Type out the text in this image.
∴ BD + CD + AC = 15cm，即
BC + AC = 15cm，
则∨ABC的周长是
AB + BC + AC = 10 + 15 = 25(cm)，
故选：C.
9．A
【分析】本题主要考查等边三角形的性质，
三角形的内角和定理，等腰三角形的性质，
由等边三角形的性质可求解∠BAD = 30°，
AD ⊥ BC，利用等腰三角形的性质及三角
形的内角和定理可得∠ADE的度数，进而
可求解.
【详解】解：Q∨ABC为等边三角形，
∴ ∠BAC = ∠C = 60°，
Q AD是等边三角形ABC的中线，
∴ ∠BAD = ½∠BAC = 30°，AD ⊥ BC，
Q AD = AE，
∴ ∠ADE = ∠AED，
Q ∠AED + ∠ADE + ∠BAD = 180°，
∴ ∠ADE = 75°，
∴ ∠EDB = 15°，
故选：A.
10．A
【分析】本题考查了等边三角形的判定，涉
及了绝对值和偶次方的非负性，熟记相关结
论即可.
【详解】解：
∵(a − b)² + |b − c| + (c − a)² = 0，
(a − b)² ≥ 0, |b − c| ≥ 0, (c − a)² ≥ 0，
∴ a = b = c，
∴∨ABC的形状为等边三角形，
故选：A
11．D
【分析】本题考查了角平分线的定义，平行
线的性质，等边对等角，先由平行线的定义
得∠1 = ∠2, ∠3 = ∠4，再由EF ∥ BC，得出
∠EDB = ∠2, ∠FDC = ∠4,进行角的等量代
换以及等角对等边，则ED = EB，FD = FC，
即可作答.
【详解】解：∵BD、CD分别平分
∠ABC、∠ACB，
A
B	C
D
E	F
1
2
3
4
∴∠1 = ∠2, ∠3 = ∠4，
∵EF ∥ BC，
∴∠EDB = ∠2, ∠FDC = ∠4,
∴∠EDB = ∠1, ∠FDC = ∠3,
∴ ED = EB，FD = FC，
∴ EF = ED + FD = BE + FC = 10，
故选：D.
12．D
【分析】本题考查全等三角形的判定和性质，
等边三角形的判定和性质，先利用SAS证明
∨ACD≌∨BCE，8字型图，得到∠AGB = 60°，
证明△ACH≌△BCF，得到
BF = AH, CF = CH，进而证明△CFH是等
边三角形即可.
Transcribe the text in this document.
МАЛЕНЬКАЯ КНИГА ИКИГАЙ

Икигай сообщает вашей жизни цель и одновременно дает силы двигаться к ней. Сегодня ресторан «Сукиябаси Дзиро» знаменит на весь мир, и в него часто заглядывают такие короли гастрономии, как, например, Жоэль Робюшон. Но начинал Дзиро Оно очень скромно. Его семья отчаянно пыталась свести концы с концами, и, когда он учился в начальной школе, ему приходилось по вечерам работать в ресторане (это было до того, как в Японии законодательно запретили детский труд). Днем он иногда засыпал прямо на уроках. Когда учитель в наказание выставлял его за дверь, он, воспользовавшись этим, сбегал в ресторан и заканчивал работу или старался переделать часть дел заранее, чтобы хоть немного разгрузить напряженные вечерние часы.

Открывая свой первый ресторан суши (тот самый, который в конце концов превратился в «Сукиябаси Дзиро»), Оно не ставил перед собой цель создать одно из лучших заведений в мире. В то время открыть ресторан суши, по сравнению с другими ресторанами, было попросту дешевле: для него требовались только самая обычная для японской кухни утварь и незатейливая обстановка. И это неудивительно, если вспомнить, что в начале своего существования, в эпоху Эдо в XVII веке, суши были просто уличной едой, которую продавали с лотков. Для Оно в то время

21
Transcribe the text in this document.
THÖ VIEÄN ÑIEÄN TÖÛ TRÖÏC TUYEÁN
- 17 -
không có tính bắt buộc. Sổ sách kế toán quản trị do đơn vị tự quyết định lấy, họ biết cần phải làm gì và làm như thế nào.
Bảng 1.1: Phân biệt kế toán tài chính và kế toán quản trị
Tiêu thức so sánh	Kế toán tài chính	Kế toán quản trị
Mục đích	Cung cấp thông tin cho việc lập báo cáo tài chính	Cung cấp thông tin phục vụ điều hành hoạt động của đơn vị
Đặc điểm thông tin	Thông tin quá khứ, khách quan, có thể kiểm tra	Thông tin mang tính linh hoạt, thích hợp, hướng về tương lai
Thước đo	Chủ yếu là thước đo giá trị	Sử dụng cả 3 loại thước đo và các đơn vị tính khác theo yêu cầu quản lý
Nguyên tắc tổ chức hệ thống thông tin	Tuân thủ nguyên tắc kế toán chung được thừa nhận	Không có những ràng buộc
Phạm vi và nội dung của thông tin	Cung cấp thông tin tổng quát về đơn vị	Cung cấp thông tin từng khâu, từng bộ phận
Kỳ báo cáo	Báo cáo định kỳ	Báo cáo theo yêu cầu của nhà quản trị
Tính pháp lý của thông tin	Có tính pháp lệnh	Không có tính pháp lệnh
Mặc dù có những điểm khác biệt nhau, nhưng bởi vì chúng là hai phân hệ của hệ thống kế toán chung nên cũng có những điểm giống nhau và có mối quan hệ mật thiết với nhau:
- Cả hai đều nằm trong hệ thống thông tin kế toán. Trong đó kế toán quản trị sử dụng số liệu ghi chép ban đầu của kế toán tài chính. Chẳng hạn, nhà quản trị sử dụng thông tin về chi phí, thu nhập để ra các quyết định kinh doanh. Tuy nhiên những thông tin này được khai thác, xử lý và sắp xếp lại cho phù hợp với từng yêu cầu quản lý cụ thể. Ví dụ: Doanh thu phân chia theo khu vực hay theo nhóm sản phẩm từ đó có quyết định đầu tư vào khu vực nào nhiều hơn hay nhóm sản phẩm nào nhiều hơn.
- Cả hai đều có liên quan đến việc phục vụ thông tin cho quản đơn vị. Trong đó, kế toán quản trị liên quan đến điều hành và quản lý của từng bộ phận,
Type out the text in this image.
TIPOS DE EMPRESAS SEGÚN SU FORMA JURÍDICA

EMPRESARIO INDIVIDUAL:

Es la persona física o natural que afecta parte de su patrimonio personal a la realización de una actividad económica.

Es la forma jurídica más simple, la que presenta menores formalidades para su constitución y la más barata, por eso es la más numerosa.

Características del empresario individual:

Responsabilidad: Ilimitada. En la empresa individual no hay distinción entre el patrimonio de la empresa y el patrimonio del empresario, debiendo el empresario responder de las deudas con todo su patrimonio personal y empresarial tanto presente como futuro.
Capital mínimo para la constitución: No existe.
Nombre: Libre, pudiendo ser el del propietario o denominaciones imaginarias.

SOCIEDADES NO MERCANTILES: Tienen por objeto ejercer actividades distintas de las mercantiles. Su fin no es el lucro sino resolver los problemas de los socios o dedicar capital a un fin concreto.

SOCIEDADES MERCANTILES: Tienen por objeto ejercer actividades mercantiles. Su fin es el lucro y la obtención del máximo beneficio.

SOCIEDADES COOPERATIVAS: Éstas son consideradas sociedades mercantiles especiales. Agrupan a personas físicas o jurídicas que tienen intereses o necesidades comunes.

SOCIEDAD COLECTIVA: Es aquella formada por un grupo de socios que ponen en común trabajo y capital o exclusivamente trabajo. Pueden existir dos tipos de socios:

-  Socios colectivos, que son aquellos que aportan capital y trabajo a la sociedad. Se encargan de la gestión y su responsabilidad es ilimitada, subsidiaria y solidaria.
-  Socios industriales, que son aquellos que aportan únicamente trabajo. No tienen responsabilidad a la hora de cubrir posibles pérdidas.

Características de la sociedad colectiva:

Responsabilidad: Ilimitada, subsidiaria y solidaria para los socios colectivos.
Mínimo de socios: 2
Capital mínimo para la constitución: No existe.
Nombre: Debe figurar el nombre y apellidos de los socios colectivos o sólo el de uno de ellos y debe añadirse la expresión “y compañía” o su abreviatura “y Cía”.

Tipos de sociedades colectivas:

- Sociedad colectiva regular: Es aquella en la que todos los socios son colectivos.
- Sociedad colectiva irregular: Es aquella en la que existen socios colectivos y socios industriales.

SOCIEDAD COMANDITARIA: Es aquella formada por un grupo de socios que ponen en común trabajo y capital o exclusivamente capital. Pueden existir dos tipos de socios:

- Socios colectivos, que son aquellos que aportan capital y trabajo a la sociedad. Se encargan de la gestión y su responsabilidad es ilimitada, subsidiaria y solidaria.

--------

Pull out all lines from the listing that contain the string "aquella".

SOCIEDAD COLECTIVA: Es aquella formada por un grupo de socios que ponen en común trabajo y capital o exclusivamente trabajo. Pueden existir dos tipos de socios:
- Sociedad colectiva regular: Es aquella en la que todos los socios son colectivos.
- Sociedad colectiva irregular: Es aquella en la que existen socios colectivos y socios industriales.
SOCIEDAD COMANDITARIA: Es aquella formada por un grupo de socios que ponen en común trabajo y capital o exclusivamente capital. Pueden existir dos tipos de socios:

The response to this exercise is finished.